======== Study text ========

OTTAWA — A friendly crowd is unlikely to greet Thorsten Heins on Tuesday, when he makes his first appearance as chief executive at the annual meeting here of Research in Motion.
Shares in the BlackBerry maker have fallen by about 95 percent from their peak in mid-2008.
And last month, not only did RIM post a $518 million quarterly loss, but it also surprised investors by announcing that a new line of phones critical to its future would again be delayed.
But the annual meeting may not be the only forum for shareholders to vent their displeasure. Several securities law experts and some investors say the delay in the BlackBerry 10, and overly optimistic remarks as recently as last week by Mr. Heins since he took over the top job in January, may also make RIM the target of shareholder lawsuits.
“They’re going to get sued and they should get sued because I think a closer look at the record is likely to unearth knowing and willful misrepresentation,” said Jean-Louis Gassée, the former president of Apple’s products division and the founder of the software maker Be, who is now a venture capitalist and blogger in Palo Alto, Calif. “When the C.E.O. says there’s nothing wrong with the company as it is, it’s not cautious, it doesn’t make sense.”
After disappointing shareholders in June, Mr. Heins gave a radio interview last week, wrote opinion pieces for two Canadian newspapers and took online questions from visitors to The Globe and Mail’s Web site. As part of a public relations offensive, speaking with the Canadian Broadcasting Corporation, he forecast a sunny future for Research in Motion by saying, “There’s nothing wrong with the company as it exists right now” and denying that RIM was, as some investors believe, in a death spiral.
In a statement, RIM rejected any suggestion that the company had misled investors. “RIM is well aware of its disclosure obligations under applicable securities laws and is committed to providing a high level of transparency, as evidenced by RIM’s decision to issue an interim business update on May 29, 2012, to alert shareholders that it expected to report an operating loss,” the company said.
While securities laws vary in Canada, where RIM is based, and the United States, where its stock is also traded, companies are generally required to report promptly any developments that may significantly alter their financial state. The BlackBerry 10 delay is unquestionably such a change, Canadian and American law experts said.

======== Exercise data ========

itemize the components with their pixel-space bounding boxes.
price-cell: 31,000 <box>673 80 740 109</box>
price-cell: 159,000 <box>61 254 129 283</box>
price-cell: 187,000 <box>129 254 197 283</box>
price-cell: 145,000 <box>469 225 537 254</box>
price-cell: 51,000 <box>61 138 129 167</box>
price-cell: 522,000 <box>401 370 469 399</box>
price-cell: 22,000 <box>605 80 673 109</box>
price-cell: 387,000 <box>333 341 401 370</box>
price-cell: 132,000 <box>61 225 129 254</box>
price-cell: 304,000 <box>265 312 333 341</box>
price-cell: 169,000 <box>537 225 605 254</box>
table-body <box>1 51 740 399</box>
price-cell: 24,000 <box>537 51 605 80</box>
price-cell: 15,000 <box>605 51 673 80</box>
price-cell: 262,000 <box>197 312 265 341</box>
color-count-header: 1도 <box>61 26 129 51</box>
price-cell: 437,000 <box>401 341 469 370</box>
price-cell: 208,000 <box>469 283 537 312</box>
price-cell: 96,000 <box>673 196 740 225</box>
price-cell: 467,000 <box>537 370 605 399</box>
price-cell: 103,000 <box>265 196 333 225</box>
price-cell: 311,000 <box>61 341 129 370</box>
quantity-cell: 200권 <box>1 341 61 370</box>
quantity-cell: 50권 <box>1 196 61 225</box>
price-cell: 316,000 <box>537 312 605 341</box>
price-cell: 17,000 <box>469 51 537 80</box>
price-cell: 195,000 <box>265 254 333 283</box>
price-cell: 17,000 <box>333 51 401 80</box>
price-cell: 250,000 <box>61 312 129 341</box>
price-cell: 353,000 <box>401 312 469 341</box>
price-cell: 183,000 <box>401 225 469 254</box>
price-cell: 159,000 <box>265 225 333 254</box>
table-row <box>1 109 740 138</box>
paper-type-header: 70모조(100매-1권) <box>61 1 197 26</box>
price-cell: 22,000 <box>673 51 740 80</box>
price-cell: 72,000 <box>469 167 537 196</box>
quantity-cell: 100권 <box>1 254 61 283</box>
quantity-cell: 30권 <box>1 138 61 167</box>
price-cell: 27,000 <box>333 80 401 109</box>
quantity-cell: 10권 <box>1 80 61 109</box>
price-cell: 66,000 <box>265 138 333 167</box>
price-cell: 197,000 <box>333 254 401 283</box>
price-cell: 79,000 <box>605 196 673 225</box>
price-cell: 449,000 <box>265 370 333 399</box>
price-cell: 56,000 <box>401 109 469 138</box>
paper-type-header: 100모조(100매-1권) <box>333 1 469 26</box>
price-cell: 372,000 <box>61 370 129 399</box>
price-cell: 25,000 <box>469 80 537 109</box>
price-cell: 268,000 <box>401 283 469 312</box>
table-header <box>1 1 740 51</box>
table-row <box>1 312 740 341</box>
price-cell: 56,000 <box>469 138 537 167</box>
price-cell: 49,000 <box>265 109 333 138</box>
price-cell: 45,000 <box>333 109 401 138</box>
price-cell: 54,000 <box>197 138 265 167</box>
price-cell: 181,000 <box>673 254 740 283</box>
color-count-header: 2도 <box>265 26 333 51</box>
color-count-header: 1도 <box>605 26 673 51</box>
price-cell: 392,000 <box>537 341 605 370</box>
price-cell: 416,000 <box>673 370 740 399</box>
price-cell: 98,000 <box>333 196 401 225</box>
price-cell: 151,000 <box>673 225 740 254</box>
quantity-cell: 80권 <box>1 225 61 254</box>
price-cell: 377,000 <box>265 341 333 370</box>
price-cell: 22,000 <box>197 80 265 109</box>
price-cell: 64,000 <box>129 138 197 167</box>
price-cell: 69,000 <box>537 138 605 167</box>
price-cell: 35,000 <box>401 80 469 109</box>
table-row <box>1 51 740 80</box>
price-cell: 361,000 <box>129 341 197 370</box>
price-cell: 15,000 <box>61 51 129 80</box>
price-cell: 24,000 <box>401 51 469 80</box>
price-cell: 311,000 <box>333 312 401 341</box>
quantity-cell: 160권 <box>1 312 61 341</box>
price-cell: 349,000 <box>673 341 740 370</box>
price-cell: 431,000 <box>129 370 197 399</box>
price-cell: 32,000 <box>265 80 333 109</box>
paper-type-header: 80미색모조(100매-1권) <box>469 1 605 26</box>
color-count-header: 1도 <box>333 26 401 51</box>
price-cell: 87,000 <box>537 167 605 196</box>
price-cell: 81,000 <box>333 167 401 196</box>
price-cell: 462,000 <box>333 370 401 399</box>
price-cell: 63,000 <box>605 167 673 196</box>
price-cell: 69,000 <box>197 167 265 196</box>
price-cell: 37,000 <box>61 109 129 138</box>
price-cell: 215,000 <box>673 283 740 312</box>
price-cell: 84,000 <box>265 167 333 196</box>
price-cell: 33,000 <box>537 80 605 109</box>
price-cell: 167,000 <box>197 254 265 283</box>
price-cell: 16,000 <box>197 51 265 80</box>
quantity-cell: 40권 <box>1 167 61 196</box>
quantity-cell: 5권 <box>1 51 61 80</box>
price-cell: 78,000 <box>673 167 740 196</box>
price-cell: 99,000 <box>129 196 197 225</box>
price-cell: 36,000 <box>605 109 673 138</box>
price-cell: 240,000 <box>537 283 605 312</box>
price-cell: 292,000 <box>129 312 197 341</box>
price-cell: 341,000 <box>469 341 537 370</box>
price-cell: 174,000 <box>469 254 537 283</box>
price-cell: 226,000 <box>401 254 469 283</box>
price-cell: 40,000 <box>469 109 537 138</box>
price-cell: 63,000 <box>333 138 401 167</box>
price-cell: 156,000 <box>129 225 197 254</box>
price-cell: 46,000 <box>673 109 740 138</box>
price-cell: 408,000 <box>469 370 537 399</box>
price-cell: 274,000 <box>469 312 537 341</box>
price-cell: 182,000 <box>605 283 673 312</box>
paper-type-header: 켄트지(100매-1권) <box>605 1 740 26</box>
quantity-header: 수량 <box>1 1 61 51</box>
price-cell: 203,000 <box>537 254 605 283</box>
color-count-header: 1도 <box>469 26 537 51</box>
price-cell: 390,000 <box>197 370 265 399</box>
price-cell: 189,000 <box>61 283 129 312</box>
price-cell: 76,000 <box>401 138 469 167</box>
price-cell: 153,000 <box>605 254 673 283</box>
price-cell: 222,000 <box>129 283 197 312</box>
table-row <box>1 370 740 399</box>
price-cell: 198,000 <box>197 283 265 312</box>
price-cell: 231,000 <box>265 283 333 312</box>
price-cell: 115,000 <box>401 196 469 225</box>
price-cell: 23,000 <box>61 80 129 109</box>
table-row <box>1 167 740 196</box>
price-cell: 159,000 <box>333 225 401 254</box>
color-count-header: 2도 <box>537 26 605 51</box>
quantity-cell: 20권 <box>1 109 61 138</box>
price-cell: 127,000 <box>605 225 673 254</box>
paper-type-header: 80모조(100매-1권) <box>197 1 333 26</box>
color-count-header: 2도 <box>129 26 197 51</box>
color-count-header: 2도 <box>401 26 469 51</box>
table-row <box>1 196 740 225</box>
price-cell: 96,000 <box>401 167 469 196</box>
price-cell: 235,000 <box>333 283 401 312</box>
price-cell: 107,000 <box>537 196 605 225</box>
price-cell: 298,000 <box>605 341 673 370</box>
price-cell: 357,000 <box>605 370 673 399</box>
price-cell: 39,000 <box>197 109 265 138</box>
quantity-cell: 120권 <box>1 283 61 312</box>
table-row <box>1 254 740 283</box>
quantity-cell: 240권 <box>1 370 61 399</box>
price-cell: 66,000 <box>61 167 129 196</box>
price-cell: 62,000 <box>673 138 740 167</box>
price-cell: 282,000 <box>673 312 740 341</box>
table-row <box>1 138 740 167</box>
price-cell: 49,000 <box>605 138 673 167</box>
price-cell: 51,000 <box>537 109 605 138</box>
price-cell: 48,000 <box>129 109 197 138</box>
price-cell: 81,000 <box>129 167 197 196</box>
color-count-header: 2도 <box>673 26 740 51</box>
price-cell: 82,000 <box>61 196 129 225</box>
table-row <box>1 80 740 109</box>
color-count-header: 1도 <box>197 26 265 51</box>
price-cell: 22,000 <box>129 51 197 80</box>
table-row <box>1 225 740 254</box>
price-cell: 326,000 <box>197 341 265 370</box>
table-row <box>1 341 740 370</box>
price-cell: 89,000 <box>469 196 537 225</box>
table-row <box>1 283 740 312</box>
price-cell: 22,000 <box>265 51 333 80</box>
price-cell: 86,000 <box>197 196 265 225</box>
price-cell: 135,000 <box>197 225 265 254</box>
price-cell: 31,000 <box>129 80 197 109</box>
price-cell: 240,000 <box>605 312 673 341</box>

========

_Task requirements_
**A.** List every company or news organization named in the article about Research in Motion's annual meeting.
**B.** According to the article about Research in Motion, by about how much have the BlackBerry maker's shares fallen from their peak?
**C.** Write the next paragraph of the article about Research in Motion's annual meeting.

_Answers per task_
**A.** Research in Motion, Apple, Be, The Globe and Mail, and the Canadian Broadcasting Corporation.

**B.** By about 95 percent from their peak in mid-2008.

**C.**
Any shareholder class action would also have to show that Mr. Heins or others within RIM knew that a delay was likely or a strong possibility when he was publicly boasting about the product’s progress and promising on-time delivery.
The legal experts said repeated statements earlier this year by Mr. Heins and other senior RIM executives — that the BlackBerry 10 line of phones would arrive in stores as planned by the end of this year — could support this claim.
For example, on May 1, at a conference for app developers in Orlando, Fla., Mr. Heins unveiled an incomplete prototype BlackBerry 10 phone and, along with other RIM employees, demonstrated features of its operating system.
During the presentation, Mr. Heins repeatedly and enthusiastically told the audience that the new product would be out by the end of this year.
“Every day I get questions about the progress on BlackBerry 10,” he said. “I appreciate all of the interest on our next-generation platform and I promise, I promise to you that the whole company is laser-focused on delivering on time and exceeding your expectation.”
He added at another point, “We’re making good progress, and I’m committed to sharing the progress with everyone right up until the launch later this year.”
Similar sentiments were offered at other developer sessions by other RIM executives over the following weeks.
Exactly what changed between the beginning of May and the end of June is unclear. Nor is it apparent when Mr. Heins decided that the delay would be necessary.
During a conference call to discuss the earnings, Mr. Heins said the volume of software that must be handled to integrate all of BlackBerry 10’s components “has proved to be more time-consuming than anticipated.”
Even without the delay, many financial analysts were concerned that the BlackBerry 10 was already too late to market. The delay means that it will be facing off against new and improved phones and operating systems from Apple, Microsoft and Google.
“There’s a high risk of litigation here,” said James D. Cox, a law professor at Duke. “The outcome of the litigation would be hard to predict.”
Richard McLaren, a law professor at the University of Western Ontario, said that in Canada companies are required to immediately disclose major changes in their operations.
“When you’ve used language like ‘laser focused on coming in on time,’ you’ve really raised expectations,” he said.